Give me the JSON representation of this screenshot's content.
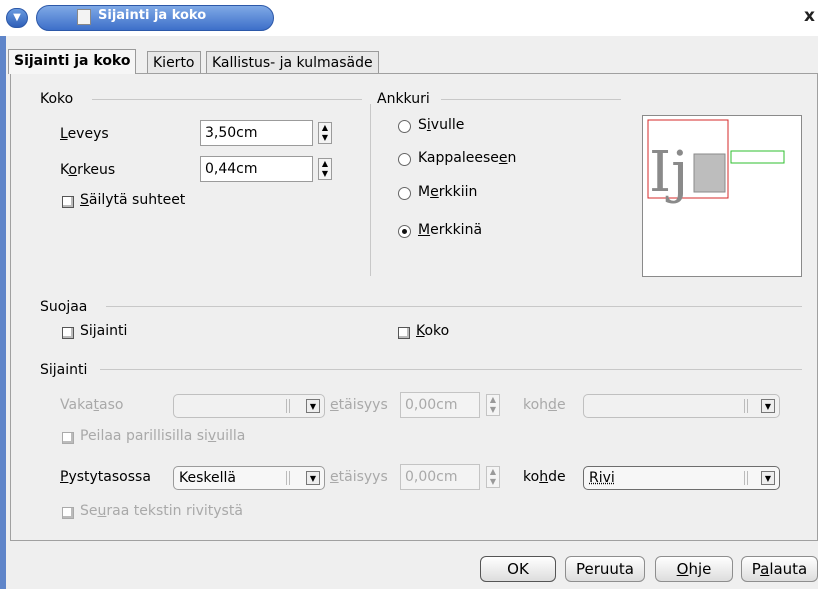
{
  "window": {
    "title": "Sijainti ja koko",
    "close": "x"
  },
  "tabs": [
    {
      "label": "Sijainti ja koko",
      "active": true
    },
    {
      "label": "Kierto",
      "active": false
    },
    {
      "label": "Kallistus- ja kulmasäde",
      "active": false
    }
  ],
  "size": {
    "group": "Koko",
    "width_label": "Leveys",
    "width_value": "3,50cm",
    "height_label": "Korkeus",
    "height_value": "0,44cm",
    "keep_ratio": "Säilytä suhteet"
  },
  "anchor": {
    "group": "Ankkuri",
    "options": [
      {
        "label": "Sivulle",
        "selected": false
      },
      {
        "label": "Kappaleeseen",
        "selected": false
      },
      {
        "label": "Merkkiin",
        "selected": false
      },
      {
        "label": "Merkkinä",
        "selected": true
      }
    ],
    "preview_glyph": "Ij"
  },
  "protect": {
    "group": "Suojaa",
    "position": "Sijainti",
    "size": "Koko"
  },
  "position": {
    "group": "Sijainti",
    "horizontal_label": "Vaakataso",
    "horizontal_value": "",
    "distance_label": "etäisyys",
    "horizontal_distance": "0,00cm",
    "target_label": "kohde",
    "horizontal_target": "",
    "mirror": "Peilaa parillisilla sivuilla",
    "vertical_label": "Pystytasossa",
    "vertical_value": "Keskellä",
    "vertical_distance": "0,00cm",
    "vertical_target": "Rivi",
    "follow": "Seuraa tekstin rivitystä"
  },
  "buttons": {
    "ok": "OK",
    "cancel": "Peruuta",
    "help": "Ohje",
    "reset": "Palauta"
  },
  "colors": {
    "title_bar": "#3d6fc9",
    "preview_frame": "#d62828",
    "preview_box": "#2fbf2f"
  }
}
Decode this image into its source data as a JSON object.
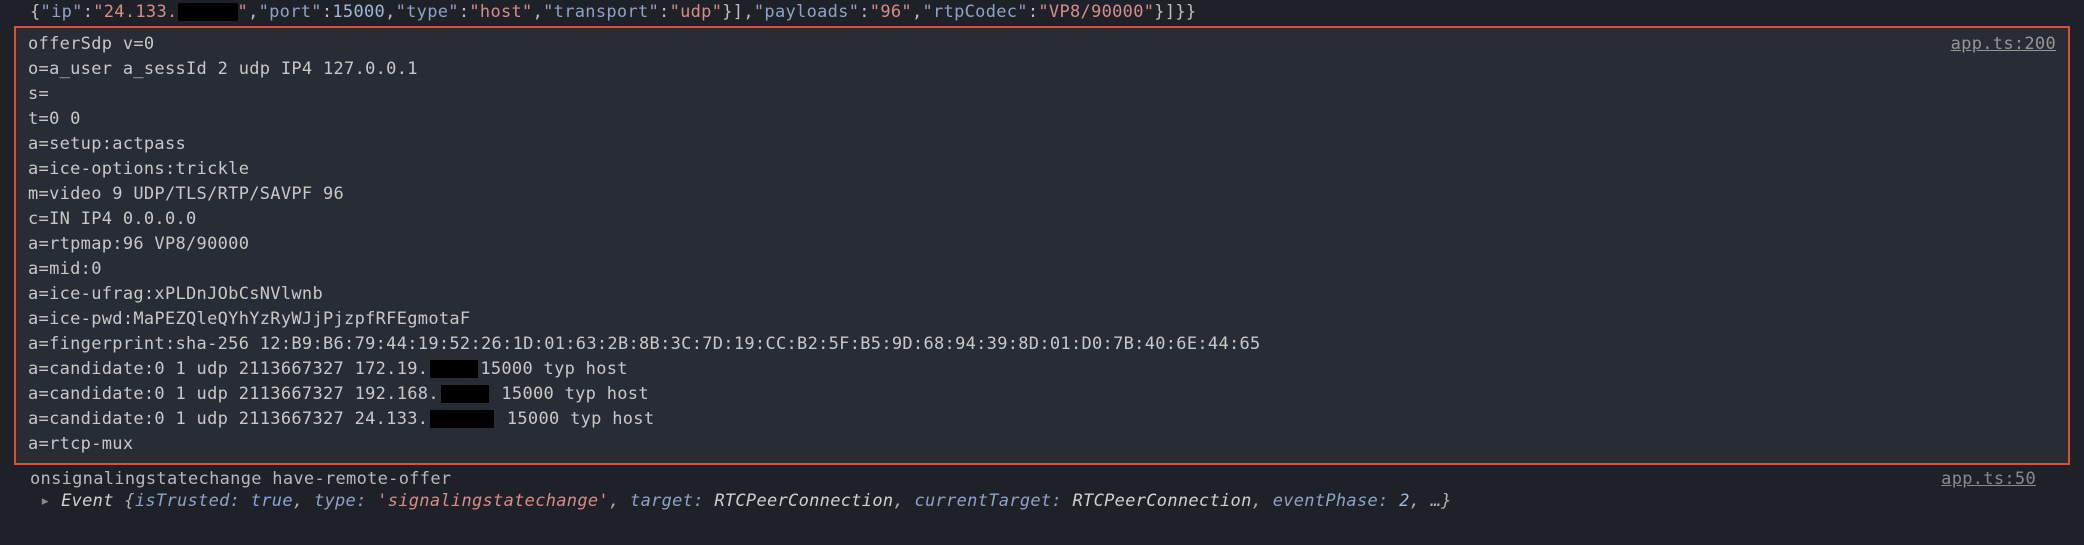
{
  "topJson": {
    "prefix": "{",
    "ip_key": "\"ip\"",
    "ip_val": "\"24.133.",
    "ip_end": "\"",
    "port_key": "\"port\"",
    "port_val": "15000",
    "type_key": "\"type\"",
    "type_val": "\"host\"",
    "transport_key": "\"transport\"",
    "transport_val": "\"udp\"",
    "close1": "}]",
    "payloads_key": "\"payloads\"",
    "payloads_val": "\"96\"",
    "rtpcodec_key": "\"rtpCodec\"",
    "rtpcodec_val": "\"VP8/90000\"",
    "close2": "}]}}"
  },
  "highlight": {
    "source": "app.ts:200",
    "lines": {
      "offerSdp": "offerSdp v=0",
      "o": "o=a_user a_sessId 2 udp IP4 127.0.0.1",
      "s": "s=",
      "t": "t=0 0",
      "setup": "a=setup:actpass",
      "iceopt": "a=ice-options:trickle",
      "m": "m=video 9 UDP/TLS/RTP/SAVPF 96",
      "c": "c=IN IP4 0.0.0.0",
      "rtpmap": "a=rtpmap:96 VP8/90000",
      "mid": "a=mid:0",
      "ufrag": "a=ice-ufrag:xPLDnJObCsNVlwnb",
      "pwd": "a=ice-pwd:MaPEZQleQYhYzRyWJjPjzpfRFEgmotaF",
      "fp": "a=fingerprint:sha-256 12:B9:B6:79:44:19:52:26:1D:01:63:2B:8B:3C:7D:19:CC:B2:5F:B5:9D:68:94:39:8D:01:D0:7B:40:6E:44:65",
      "cand1a": "a=candidate:0 1 udp 2113667327 172.19.",
      "cand1b": "15000 typ host",
      "cand2a": "a=candidate:0 1 udp 2113667327 192.168.",
      "cand2b": " 15000 typ host",
      "cand3a": "a=candidate:0 1 udp 2113667327 24.133.",
      "cand3b": " 15000 typ host",
      "rtcp": "a=rtcp-mux"
    }
  },
  "bottom": {
    "sigline": "onsignalingstatechange have-remote-offer",
    "sigsource": "app.ts:50",
    "event": {
      "arrow": "▸ ",
      "cls": "Event ",
      "brace": "{",
      "isTrusted_k": "isTrusted: ",
      "isTrusted_v": "true",
      "type_k": "type: ",
      "type_v": "'signalingstatechange'",
      "target_k": "target: ",
      "target_v": "RTCPeerConnection",
      "currentTarget_k": "currentTarget: ",
      "currentTarget_v": "RTCPeerConnection",
      "eventPhase_k": "eventPhase: ",
      "eventPhase_v": "2",
      "ellipsis": "…}",
      "comma": ", "
    }
  }
}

□ □ □ □

Return the material exactly as given, apart from the pictures.

**Solution to the problem**.
Give me the JSON representation of this screenshot's content.
{
  "window": {
    "title": "Sijainti ja koko",
    "close": "x"
  },
  "tabs": [
    {
      "label": "Sijainti ja koko",
      "active": true
    },
    {
      "label": "Kierto",
      "active": false
    },
    {
      "label": "Kallistus- ja kulmasäde",
      "active": false
    }
  ],
  "size": {
    "group": "Koko",
    "width_label": "Leveys",
    "width_value": "3,50cm",
    "height_label": "Korkeus",
    "height_value": "0,44cm",
    "keep_ratio": "Säilytä suhteet"
  },
  "anchor": {
    "group": "Ankkuri",
    "options": [
      {
        "label": "Sivulle",
        "selected": false
      },
      {
        "label": "Kappaleeseen",
        "selected": false
      },
      {
        "label": "Merkkiin",
        "selected": false
      },
      {
        "label": "Merkkinä",
        "selected": true
      }
    ],
    "preview_glyph": "Ij"
  },
  "protect": {
    "group": "Suojaa",
    "position": "Sijainti",
    "size": "Koko"
  },
  "position": {
    "group": "Sijainti",
    "horizontal_label": "Vaakataso",
    "horizontal_value": "",
    "distance_label": "etäisyys",
    "horizontal_distance": "0,00cm",
    "target_label": "kohde",
    "horizontal_target": "",
    "mirror": "Peilaa parillisilla sivuilla",
    "vertical_label": "Pystytasossa",
    "vertical_value": "Keskellä",
    "vertical_distance": "0,00cm",
    "vertical_target": "Rivi",
    "follow": "Seuraa tekstin rivitystä"
  },
  "buttons": {
    "ok": "OK",
    "cancel": "Peruuta",
    "help": "Ohje",
    "reset": "Palauta"
  },
  "colors": {
    "title_bar": "#3d6fc9",
    "preview_frame": "#d62828",
    "preview_box": "#2fbf2f"
  }
}
Decode this image into its source data as a JSON object.
{
  "topJson": {
    "prefix": "{",
    "ip_key": "\"ip\"",
    "ip_val": "\"24.133.",
    "ip_end": "\"",
    "port_key": "\"port\"",
    "port_val": "15000",
    "type_key": "\"type\"",
    "type_val": "\"host\"",
    "transport_key": "\"transport\"",
    "transport_val": "\"udp\"",
    "close1": "}]",
    "payloads_key": "\"payloads\"",
    "payloads_val": "\"96\"",
    "rtpcodec_key": "\"rtpCodec\"",
    "rtpcodec_val": "\"VP8/90000\"",
    "close2": "}]}}"
  },
  "highlight": {
    "source": "app.ts:200",
    "lines": {
      "offerSdp": "offerSdp v=0",
      "o": "o=a_user a_sessId 2 udp IP4 127.0.0.1",
      "s": "s=",
      "t": "t=0 0",
      "setup": "a=setup:actpass",
      "iceopt": "a=ice-options:trickle",
      "m": "m=video 9 UDP/TLS/RTP/SAVPF 96",
      "c": "c=IN IP4 0.0.0.0",
      "rtpmap": "a=rtpmap:96 VP8/90000",
      "mid": "a=mid:0",
      "ufrag": "a=ice-ufrag:xPLDnJObCsNVlwnb",
      "pwd": "a=ice-pwd:MaPEZQleQYhYzRyWJjPjzpfRFEgmotaF",
      "fp": "a=fingerprint:sha-256 12:B9:B6:79:44:19:52:26:1D:01:63:2B:8B:3C:7D:19:CC:B2:5F:B5:9D:68:94:39:8D:01:D0:7B:40:6E:44:65",
      "cand1a": "a=candidate:0 1 udp 2113667327 172.19.",
      "cand1b": "15000 typ host",
      "cand2a": "a=candidate:0 1 udp 2113667327 192.168.",
      "cand2b": " 15000 typ host",
      "cand3a": "a=candidate:0 1 udp 2113667327 24.133.",
      "cand3b": " 15000 typ host",
      "rtcp": "a=rtcp-mux"
    }
  },
  "bottom": {
    "sigline": "onsignalingstatechange have-remote-offer",
    "sigsource": "app.ts:50",
    "event": {
      "arrow": "▸ ",
      "cls": "Event ",
      "brace": "{",
      "isTrusted_k": "isTrusted: ",
      "isTrusted_v": "true",
      "type_k": "type: ",
      "type_v": "'signalingstatechange'",
      "target_k": "target: ",
      "target_v": "RTCPeerConnection",
      "currentTarget_k": "currentTarget: ",
      "currentTarget_v": "RTCPeerConnection",
      "eventPhase_k": "eventPhase: ",
      "eventPhase_v": "2",
      "ellipsis": "…}",
      "comma": ", "
    }
  }
}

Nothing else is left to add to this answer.